=== STATED TASK ===
Do any lines in the data below contain "ranskan"? If so, copy every one of them.

****************************************

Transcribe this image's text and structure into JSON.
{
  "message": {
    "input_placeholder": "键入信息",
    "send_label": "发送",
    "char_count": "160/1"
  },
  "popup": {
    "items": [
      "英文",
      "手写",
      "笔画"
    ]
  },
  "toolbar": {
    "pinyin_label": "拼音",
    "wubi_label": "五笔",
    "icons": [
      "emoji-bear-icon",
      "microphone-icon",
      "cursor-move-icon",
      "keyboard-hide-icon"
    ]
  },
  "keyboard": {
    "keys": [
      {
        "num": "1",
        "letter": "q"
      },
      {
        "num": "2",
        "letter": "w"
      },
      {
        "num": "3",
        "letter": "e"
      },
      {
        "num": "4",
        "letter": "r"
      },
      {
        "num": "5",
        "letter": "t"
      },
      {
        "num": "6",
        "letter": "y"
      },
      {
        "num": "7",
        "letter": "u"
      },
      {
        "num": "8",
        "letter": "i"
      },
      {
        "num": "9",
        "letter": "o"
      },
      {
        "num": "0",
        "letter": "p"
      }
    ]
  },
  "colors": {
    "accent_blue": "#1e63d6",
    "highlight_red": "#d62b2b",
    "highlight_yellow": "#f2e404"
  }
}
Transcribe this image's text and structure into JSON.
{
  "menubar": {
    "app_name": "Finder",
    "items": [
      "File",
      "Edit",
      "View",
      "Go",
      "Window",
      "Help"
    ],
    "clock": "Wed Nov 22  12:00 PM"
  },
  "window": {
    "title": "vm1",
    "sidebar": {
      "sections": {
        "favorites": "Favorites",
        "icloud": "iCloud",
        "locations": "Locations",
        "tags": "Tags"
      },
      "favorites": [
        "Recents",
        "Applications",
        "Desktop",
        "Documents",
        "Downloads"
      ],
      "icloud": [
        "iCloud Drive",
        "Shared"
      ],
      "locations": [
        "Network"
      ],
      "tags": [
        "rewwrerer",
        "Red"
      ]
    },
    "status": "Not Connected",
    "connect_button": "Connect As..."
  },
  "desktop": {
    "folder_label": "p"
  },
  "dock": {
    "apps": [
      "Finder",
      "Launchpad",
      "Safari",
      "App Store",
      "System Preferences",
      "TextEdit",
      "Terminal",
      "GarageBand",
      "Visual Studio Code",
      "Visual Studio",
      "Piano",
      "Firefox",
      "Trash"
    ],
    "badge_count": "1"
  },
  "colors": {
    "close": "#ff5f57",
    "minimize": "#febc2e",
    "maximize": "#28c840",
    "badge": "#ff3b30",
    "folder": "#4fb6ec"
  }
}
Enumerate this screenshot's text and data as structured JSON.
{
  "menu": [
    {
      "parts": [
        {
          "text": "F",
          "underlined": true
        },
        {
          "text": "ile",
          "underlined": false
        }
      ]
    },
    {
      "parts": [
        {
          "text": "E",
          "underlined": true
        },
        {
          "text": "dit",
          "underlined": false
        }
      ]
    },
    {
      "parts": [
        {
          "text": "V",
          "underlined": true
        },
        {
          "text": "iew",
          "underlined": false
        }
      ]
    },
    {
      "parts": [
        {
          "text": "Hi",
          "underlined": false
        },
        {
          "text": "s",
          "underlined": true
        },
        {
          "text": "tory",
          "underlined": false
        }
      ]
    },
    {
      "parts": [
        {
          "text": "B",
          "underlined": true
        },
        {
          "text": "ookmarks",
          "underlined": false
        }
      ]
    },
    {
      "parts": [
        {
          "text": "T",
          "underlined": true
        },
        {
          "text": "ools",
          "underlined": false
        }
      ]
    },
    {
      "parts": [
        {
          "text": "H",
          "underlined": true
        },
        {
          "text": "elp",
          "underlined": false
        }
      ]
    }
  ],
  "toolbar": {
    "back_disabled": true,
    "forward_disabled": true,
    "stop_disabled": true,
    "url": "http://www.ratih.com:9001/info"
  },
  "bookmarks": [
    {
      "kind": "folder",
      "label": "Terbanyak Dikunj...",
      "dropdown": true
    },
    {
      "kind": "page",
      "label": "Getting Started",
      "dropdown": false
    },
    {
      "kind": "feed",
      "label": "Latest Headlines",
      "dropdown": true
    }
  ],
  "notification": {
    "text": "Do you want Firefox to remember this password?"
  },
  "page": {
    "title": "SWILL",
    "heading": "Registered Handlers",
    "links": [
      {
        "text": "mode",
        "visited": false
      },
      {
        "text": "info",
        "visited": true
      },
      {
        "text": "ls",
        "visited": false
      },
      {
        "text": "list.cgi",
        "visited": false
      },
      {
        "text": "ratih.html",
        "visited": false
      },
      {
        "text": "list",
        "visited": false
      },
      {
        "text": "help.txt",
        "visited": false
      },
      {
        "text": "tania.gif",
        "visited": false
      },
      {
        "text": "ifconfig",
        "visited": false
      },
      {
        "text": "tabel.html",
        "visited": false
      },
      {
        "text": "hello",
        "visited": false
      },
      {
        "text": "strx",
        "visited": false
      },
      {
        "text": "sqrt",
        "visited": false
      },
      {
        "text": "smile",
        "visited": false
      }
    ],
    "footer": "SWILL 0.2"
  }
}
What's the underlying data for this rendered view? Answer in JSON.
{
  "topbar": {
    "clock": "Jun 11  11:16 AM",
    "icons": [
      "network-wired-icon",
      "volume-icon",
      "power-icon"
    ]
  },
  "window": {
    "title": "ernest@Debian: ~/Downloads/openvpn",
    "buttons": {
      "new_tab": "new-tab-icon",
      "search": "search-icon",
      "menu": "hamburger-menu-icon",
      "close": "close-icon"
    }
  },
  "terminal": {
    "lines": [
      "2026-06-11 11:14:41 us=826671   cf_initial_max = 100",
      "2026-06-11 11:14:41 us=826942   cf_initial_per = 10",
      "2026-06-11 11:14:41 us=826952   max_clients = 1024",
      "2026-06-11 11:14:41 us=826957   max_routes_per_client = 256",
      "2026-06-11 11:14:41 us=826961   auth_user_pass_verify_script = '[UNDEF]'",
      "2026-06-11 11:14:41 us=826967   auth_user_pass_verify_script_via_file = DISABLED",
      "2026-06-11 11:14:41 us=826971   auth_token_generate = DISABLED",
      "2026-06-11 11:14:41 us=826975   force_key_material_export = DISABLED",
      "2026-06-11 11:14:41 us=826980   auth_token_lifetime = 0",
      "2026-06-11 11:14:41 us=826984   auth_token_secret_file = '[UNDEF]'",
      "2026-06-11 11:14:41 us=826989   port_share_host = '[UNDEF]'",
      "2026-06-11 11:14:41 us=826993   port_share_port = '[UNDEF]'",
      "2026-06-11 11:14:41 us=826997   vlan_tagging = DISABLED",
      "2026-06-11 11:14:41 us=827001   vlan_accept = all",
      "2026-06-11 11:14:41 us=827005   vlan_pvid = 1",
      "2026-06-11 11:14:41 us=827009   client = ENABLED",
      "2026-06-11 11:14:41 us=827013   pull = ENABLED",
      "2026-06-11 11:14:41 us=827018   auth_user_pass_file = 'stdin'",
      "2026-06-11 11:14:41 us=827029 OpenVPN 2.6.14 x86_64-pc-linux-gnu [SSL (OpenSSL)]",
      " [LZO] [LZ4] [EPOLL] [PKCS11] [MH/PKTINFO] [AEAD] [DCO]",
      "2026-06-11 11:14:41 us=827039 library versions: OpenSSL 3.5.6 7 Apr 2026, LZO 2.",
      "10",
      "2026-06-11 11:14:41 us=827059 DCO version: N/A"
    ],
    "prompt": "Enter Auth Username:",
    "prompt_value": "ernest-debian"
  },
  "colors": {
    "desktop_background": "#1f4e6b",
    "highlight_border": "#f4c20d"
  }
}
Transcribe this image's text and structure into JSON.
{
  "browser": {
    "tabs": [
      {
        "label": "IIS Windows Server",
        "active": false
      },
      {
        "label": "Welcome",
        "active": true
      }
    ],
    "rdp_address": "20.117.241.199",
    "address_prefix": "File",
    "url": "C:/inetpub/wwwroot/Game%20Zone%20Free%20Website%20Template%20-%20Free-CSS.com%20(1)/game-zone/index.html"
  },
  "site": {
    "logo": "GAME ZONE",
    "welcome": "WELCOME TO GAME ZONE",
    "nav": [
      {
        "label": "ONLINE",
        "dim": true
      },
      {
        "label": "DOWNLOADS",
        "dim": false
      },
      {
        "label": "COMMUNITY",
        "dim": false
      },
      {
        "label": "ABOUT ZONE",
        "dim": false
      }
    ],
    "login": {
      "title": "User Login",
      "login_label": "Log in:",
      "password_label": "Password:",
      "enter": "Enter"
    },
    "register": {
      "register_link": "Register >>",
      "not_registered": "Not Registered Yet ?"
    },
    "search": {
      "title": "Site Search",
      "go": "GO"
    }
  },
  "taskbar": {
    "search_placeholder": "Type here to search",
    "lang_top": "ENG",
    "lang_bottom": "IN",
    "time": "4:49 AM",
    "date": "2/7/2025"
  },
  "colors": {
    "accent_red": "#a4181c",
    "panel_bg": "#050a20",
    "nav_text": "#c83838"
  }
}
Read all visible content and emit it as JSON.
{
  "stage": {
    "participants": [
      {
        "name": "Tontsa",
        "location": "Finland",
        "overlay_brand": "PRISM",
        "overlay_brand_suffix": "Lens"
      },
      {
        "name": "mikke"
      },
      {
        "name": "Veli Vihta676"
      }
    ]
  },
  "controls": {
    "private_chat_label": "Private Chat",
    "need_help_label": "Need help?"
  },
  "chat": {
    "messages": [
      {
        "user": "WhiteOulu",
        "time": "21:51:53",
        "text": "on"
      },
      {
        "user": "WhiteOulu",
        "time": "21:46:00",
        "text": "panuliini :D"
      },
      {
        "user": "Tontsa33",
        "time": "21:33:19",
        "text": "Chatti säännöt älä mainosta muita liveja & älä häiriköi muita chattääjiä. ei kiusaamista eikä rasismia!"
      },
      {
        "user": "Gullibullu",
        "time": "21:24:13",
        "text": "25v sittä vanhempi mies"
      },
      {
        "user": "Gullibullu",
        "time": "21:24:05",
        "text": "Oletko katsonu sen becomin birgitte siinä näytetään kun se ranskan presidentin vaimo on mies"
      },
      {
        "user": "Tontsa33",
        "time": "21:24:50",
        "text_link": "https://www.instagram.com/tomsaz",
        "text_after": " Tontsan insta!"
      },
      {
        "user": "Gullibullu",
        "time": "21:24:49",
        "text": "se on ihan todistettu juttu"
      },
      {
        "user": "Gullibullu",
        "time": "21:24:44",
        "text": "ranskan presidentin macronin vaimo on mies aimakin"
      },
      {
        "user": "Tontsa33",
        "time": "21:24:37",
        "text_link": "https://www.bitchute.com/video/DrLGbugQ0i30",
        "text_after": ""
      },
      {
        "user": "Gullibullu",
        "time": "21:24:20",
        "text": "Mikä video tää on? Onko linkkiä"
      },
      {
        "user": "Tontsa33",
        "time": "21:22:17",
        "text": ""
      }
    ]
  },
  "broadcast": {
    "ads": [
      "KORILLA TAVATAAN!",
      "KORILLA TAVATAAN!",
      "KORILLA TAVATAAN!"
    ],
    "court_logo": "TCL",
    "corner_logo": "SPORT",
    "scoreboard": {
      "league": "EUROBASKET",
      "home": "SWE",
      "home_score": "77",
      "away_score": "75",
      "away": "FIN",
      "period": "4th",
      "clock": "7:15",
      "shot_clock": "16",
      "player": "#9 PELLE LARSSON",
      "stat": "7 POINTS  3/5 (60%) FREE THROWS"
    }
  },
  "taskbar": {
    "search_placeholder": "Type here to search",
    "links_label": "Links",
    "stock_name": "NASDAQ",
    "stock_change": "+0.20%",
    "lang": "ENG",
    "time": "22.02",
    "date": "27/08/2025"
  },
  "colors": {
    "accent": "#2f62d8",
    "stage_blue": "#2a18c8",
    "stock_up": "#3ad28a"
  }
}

****************************************

=== TASK RESPONSE ===
        "text": "Oletko katsonu sen becomin birgitte siinä näytetään kun se ranskan presidentin vaimo on mies"
        "text": "ranskan presidentin macronin vaimo on mies aimakin"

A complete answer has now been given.